Required task. What you return should match every record exactly, with the images removed.

Task material.
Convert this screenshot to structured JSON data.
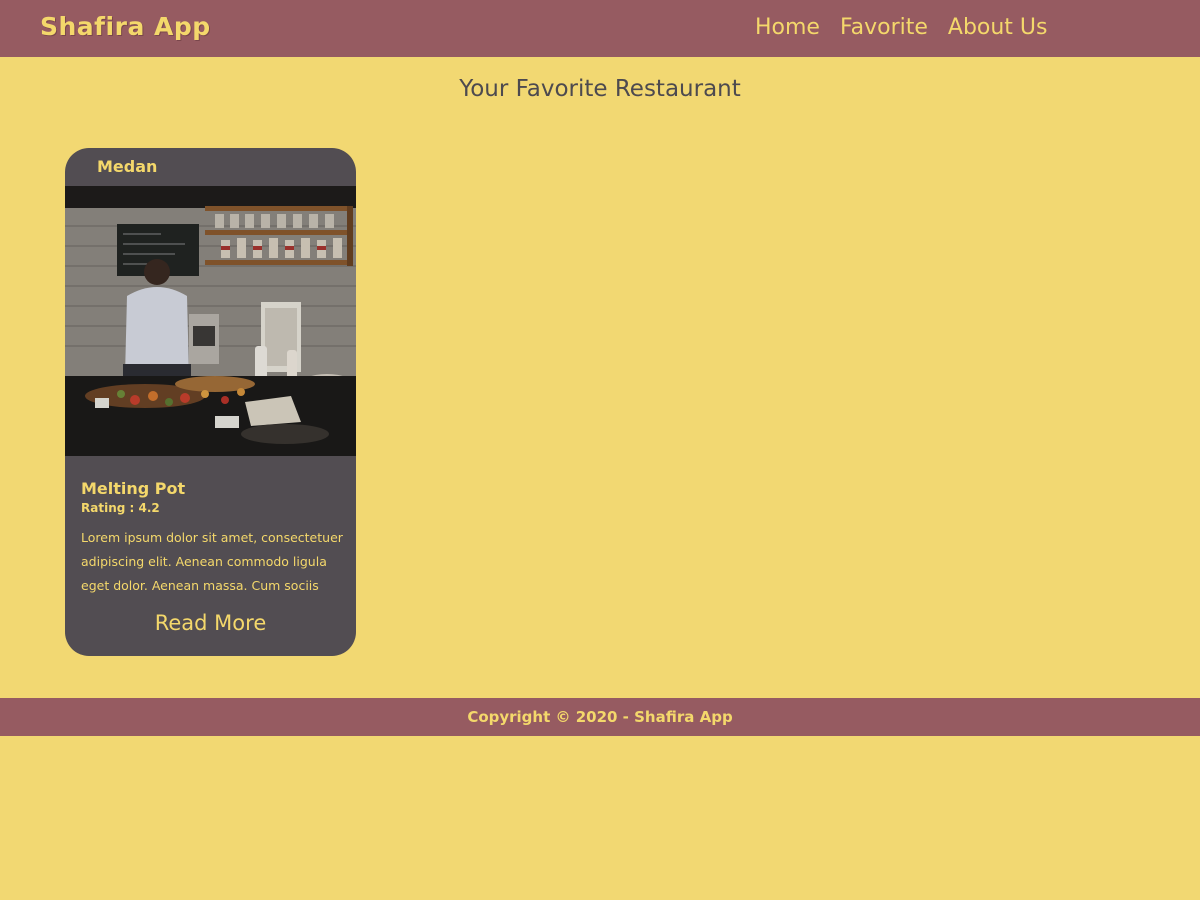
{
  "header": {
    "logo": "Shafira App",
    "nav": [
      "Home",
      "Favorite",
      "About Us"
    ]
  },
  "main": {
    "title": "Your Favorite Restaurant",
    "restaurants": [
      {
        "city": "Medan",
        "name": "Melting Pot",
        "rating": "Rating : 4.2",
        "description": "Lorem ipsum dolor sit amet, consectetuer adipiscing elit. Aenean commodo ligula eget dolor. Aenean massa. Cum sociis",
        "read_more": "Read More"
      }
    ]
  },
  "footer": {
    "copyright": "Copyright © 2020 - Shafira App"
  },
  "colors": {
    "background": "#f2d872",
    "bar": "#965b61",
    "card": "#524d52",
    "accent_text": "#f4d86b",
    "title_text": "#4d4a4f"
  }
}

Exercise result.
Convert this screenshot to structured JSON data.
{
  "header": {
    "logo": "Shafira App",
    "nav": [
      "Home",
      "Favorite",
      "About Us"
    ]
  },
  "main": {
    "title": "Your Favorite Restaurant",
    "restaurants": [
      {
        "city": "Medan",
        "name": "Melting Pot",
        "rating": "Rating : 4.2",
        "description": "Lorem ipsum dolor sit amet, consectetuer adipiscing elit. Aenean commodo ligula eget dolor. Aenean massa. Cum sociis",
        "read_more": "Read More"
      }
    ]
  },
  "footer": {
    "copyright": "Copyright © 2020 - Shafira App"
  },
  "colors": {
    "background": "#f2d872",
    "bar": "#965b61",
    "card": "#524d52",
    "accent_text": "#f4d86b",
    "title_text": "#4d4a4f"
  }
}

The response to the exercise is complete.